BEGIN DATA TO PROCESS

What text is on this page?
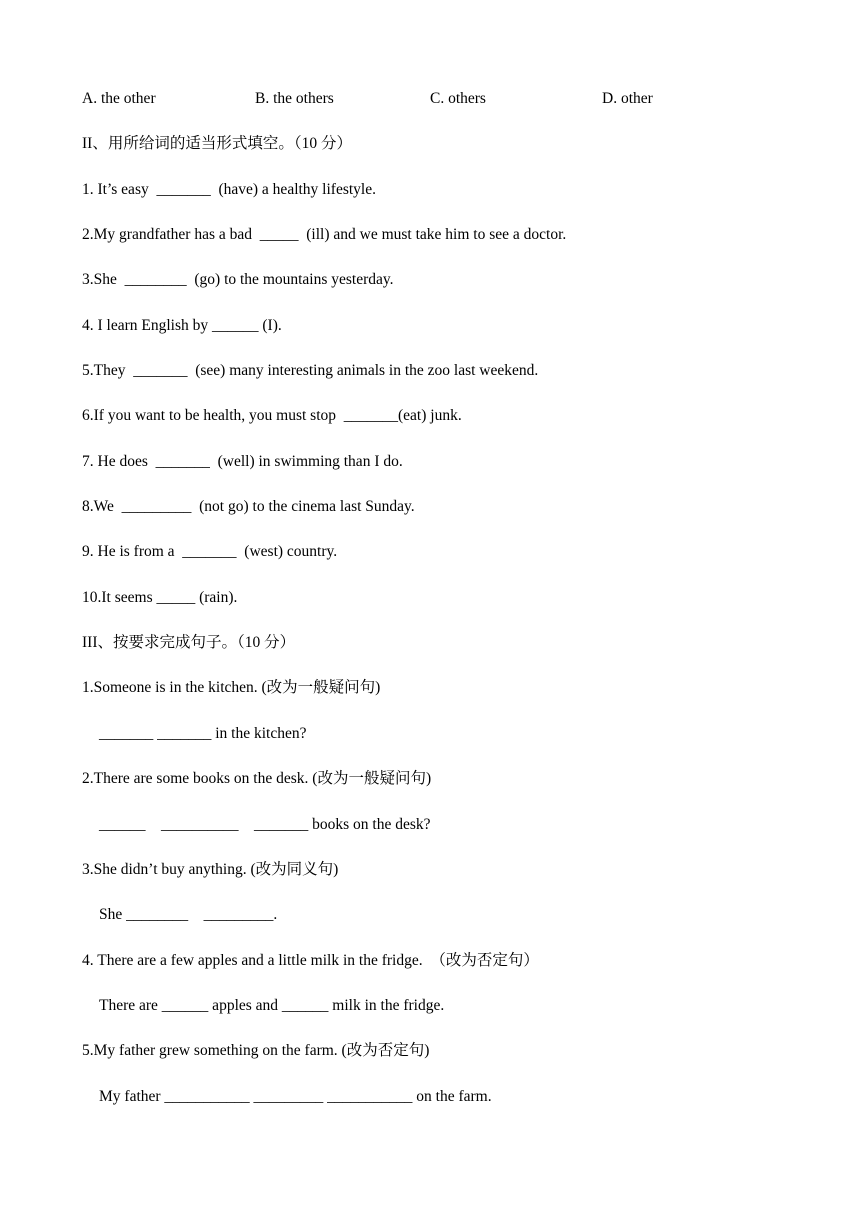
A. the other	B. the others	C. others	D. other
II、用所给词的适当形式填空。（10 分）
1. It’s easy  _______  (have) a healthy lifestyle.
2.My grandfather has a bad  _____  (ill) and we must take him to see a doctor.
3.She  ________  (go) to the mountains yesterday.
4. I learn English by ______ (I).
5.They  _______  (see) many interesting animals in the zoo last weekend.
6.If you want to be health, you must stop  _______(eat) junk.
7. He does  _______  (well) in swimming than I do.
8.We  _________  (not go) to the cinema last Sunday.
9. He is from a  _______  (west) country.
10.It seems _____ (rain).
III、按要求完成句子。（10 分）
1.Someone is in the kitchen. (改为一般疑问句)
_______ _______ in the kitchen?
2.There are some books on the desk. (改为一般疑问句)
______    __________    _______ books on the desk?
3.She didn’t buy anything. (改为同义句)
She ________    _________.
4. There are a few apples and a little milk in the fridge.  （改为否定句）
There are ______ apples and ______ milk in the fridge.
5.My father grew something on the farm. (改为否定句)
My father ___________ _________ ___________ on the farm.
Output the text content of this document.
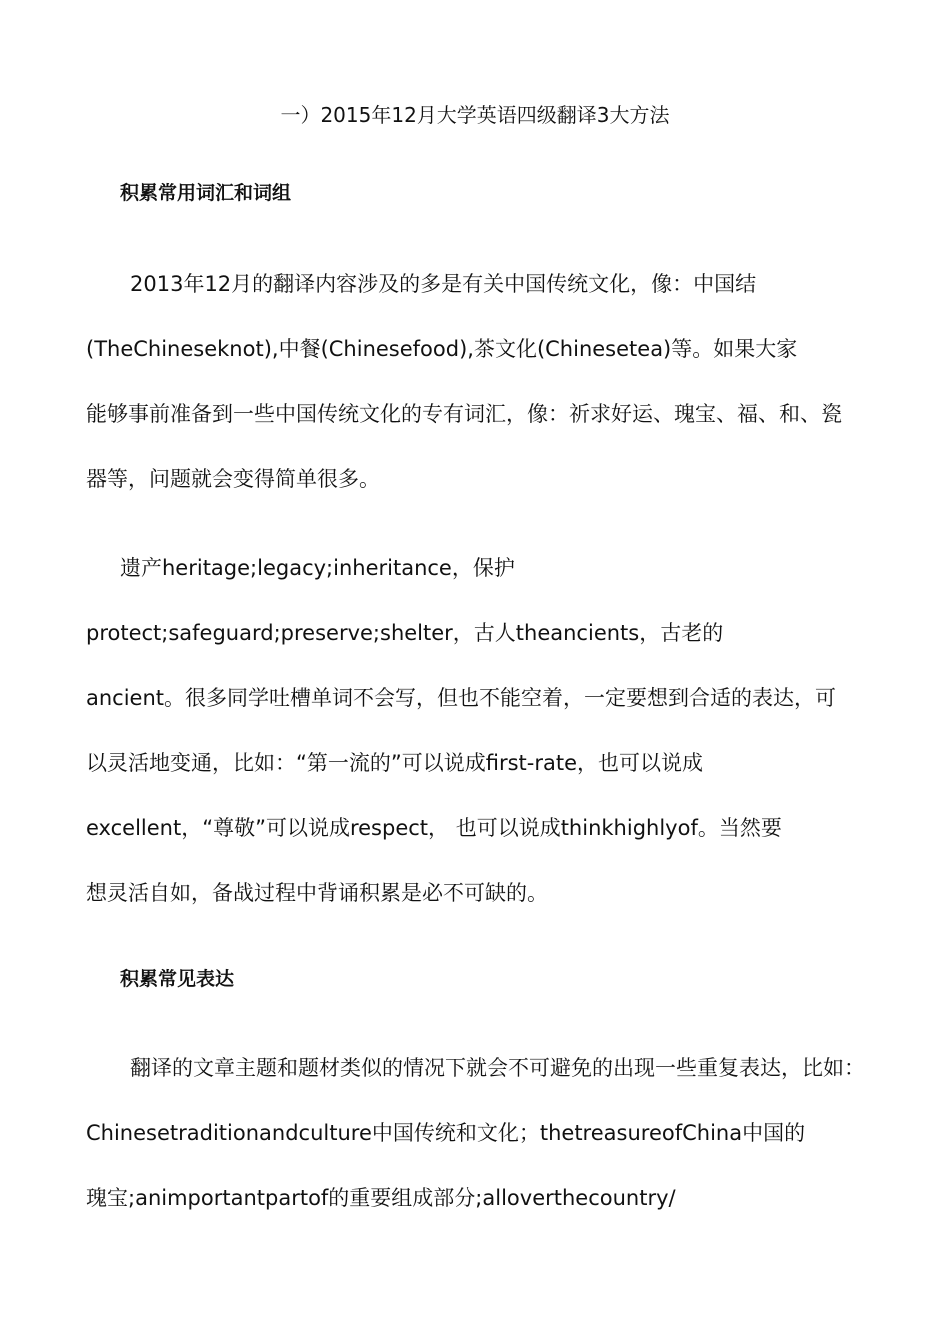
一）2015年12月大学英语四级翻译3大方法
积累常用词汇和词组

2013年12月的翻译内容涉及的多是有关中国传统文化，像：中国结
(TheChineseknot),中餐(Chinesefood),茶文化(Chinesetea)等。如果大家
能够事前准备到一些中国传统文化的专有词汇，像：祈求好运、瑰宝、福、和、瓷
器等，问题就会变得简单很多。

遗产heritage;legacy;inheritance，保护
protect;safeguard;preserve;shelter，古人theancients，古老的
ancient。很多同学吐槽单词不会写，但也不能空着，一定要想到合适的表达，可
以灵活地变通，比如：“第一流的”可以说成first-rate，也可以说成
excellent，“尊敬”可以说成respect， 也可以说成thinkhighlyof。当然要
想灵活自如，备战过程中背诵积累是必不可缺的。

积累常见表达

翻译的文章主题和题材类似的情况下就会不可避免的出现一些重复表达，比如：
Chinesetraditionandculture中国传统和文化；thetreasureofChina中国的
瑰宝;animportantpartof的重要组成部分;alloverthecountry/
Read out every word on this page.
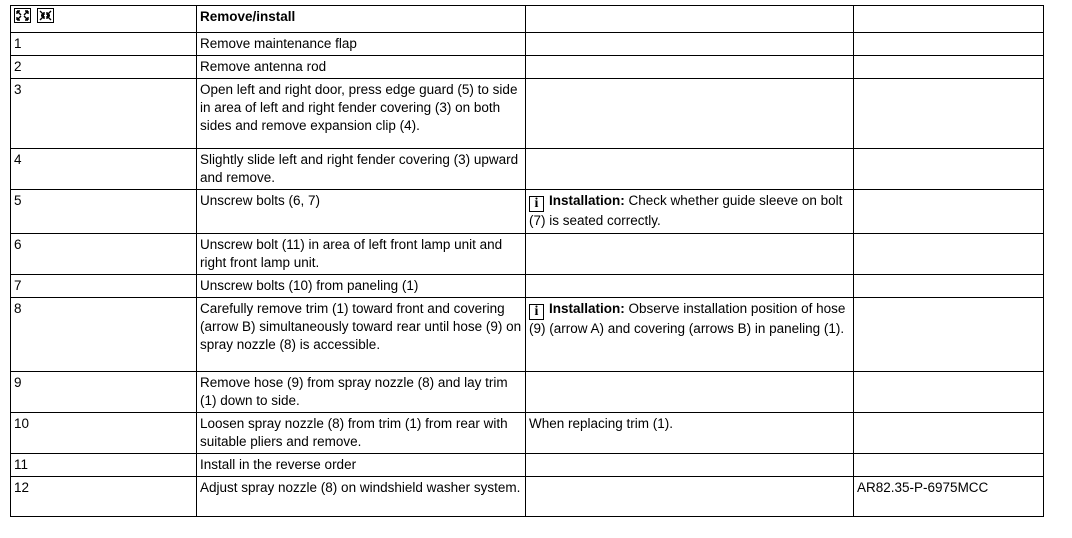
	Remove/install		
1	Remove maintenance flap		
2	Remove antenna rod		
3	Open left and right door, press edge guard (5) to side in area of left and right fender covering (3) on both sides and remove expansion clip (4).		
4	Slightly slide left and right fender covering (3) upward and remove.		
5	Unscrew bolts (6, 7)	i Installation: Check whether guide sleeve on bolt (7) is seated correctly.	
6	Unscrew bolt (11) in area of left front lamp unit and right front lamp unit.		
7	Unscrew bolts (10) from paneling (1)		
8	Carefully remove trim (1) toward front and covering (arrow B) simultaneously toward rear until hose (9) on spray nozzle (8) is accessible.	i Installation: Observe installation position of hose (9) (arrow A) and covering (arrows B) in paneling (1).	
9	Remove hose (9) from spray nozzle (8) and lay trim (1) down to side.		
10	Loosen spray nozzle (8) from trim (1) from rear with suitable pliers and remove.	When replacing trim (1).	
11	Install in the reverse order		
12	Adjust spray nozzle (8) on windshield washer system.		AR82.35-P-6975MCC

END DATA TO PROCESS

STATED GOAL: Pictures in the records above should not be copied. Repeat everything else exactly.

CORRECT RESULT:
What text is on this page?
A. the other	B. the others	C. others	D. other
II、用所给词的适当形式填空。（10 分）
1. It’s easy  _______  (have) a healthy lifestyle.
2.My grandfather has a bad  _____  (ill) and we must take him to see a doctor.
3.She  ________  (go) to the mountains yesterday.
4. I learn English by ______ (I).
5.They  _______  (see) many interesting animals in the zoo last weekend.
6.If you want to be health, you must stop  _______(eat) junk.
7. He does  _______  (well) in swimming than I do.
8.We  _________  (not go) to the cinema last Sunday.
9. He is from a  _______  (west) country.
10.It seems _____ (rain).
III、按要求完成句子。（10 分）
1.Someone is in the kitchen. (改为一般疑问句)
_______ _______ in the kitchen?
2.There are some books on the desk. (改为一般疑问句)
______    __________    _______ books on the desk?
3.She didn’t buy anything. (改为同义句)
She ________    _________.
4. There are a few apples and a little milk in the fridge.  （改为否定句）
There are ______ apples and ______ milk in the fridge.
5.My father grew something on the farm. (改为否定句)
My father ___________ _________ ___________ on the farm.
Output the text content of this document.
一）2015年12月大学英语四级翻译3大方法
积累常用词汇和词组

2013年12月的翻译内容涉及的多是有关中国传统文化，像：中国结
(TheChineseknot),中餐(Chinesefood),茶文化(Chinesetea)等。如果大家
能够事前准备到一些中国传统文化的专有词汇，像：祈求好运、瑰宝、福、和、瓷
器等，问题就会变得简单很多。

遗产heritage;legacy;inheritance，保护
protect;safeguard;preserve;shelter，古人theancients，古老的
ancient。很多同学吐槽单词不会写，但也不能空着，一定要想到合适的表达，可
以灵活地变通，比如：“第一流的”可以说成first-rate，也可以说成
excellent，“尊敬”可以说成respect， 也可以说成thinkhighlyof。当然要
想灵活自如，备战过程中背诵积累是必不可缺的。

积累常见表达

翻译的文章主题和题材类似的情况下就会不可避免的出现一些重复表达，比如：
Chinesetraditionandculture中国传统和文化；thetreasureofChina中国的
瑰宝;animportantpartof的重要组成部分;alloverthecountry/
Read out every word on this page.
	Remove/install		
1	Remove maintenance flap		
2	Remove antenna rod		
3	Open left and right door, press edge guard (5) to side in area of left and right fender covering (3) on both sides and remove expansion clip (4).		
4	Slightly slide left and right fender covering (3) upward and remove.		
5	Unscrew bolts (6, 7)	i Installation: Check whether guide sleeve on bolt (7) is seated correctly.	
6	Unscrew bolt (11) in area of left front lamp unit and right front lamp unit.		
7	Unscrew bolts (10) from paneling (1)		
8	Carefully remove trim (1) toward front and covering (arrow B) simultaneously toward rear until hose (9) on spray nozzle (8) is accessible.	i Installation: Observe installation position of hose (9) (arrow A) and covering (arrows B) in paneling (1).	
9	Remove hose (9) from spray nozzle (8) and lay trim (1) down to side.		
10	Loosen spray nozzle (8) from trim (1) from rear with suitable pliers and remove.	When replacing trim (1).	
11	Install in the reverse order		
12	Adjust spray nozzle (8) on windshield washer system.		AR82.35-P-6975MCC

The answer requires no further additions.